(Extracted data entries)
>> Start

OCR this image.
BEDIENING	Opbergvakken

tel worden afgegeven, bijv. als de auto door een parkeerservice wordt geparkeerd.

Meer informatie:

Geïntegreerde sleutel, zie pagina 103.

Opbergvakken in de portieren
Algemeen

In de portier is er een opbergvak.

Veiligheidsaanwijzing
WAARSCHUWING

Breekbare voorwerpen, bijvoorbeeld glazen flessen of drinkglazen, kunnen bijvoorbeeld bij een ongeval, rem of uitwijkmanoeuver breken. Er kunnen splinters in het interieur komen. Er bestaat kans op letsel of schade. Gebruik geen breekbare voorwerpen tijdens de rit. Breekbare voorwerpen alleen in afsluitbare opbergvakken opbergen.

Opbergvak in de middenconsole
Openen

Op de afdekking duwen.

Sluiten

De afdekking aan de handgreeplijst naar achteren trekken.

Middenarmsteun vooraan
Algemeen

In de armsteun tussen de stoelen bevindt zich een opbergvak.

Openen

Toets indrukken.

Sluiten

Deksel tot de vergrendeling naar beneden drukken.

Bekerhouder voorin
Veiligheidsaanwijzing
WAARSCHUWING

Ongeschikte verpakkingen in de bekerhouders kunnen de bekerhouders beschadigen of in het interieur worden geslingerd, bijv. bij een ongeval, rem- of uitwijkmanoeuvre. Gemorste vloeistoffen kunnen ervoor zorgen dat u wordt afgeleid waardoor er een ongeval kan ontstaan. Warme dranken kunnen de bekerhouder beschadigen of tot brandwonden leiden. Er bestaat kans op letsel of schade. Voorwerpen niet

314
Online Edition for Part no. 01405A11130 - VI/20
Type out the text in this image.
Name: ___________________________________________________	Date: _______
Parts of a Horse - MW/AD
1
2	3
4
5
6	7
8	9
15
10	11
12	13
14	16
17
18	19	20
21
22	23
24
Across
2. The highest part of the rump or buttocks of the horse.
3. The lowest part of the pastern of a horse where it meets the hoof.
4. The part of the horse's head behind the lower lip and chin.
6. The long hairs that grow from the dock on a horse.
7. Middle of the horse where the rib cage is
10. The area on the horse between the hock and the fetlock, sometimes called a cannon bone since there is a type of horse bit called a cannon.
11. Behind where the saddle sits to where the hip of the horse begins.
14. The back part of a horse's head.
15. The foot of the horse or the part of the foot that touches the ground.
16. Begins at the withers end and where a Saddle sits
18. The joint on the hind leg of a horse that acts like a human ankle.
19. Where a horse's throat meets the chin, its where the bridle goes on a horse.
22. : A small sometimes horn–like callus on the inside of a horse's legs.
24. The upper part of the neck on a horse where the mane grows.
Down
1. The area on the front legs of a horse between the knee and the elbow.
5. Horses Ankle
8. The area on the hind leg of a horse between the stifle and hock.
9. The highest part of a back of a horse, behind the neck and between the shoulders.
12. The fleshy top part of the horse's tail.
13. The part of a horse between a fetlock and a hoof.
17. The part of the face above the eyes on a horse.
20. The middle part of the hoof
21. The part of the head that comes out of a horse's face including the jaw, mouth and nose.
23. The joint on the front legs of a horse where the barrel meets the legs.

>> End

▶ _To do_:
Copy each line of the listing that holds the word "face".

▶ _The answer_:
17. The part of the face above the eyes on a horse.
21. The part of the head that comes out of a horse's face including the jaw, mouth and nose.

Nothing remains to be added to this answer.